**** RECORDED INFORMATION ****

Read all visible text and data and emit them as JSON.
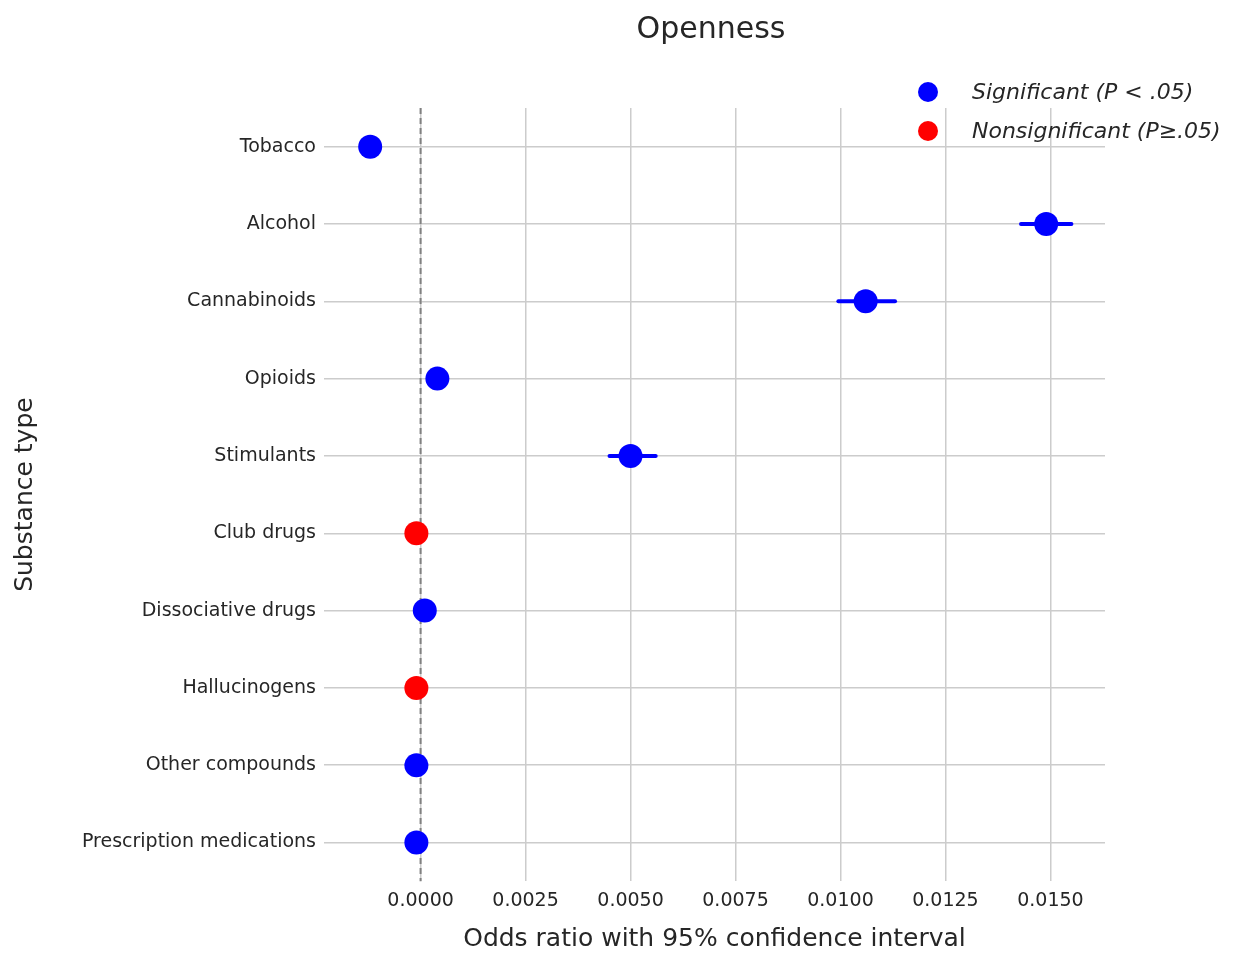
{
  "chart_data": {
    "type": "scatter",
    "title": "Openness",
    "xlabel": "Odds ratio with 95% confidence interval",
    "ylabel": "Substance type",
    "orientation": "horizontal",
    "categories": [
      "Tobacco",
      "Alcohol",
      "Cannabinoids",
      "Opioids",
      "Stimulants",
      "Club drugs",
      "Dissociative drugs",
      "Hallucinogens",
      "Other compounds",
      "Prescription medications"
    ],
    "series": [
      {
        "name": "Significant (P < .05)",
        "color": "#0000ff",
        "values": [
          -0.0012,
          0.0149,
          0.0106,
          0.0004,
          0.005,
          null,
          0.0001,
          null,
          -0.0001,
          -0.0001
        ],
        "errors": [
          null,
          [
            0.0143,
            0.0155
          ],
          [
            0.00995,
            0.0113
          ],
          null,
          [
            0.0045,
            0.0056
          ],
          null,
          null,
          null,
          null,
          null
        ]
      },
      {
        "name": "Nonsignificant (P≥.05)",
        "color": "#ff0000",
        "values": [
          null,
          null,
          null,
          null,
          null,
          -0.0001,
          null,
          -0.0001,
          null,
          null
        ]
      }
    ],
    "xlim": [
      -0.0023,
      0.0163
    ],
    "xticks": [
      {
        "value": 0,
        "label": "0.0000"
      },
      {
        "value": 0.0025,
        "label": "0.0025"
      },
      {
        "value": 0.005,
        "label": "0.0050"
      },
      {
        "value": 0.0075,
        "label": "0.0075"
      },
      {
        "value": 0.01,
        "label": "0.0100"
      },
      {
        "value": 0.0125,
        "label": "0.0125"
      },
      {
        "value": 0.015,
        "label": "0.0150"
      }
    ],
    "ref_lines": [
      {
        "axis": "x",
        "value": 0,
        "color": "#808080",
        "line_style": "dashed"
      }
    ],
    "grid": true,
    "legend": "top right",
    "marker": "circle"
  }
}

****

SET PROBLEM:
Go through the material above and copy each line that has the word "name".

EXERCISE RESULT:
        "name": "Significant (P < .05)",
        "name": "Nonsignificant (P≥.05)",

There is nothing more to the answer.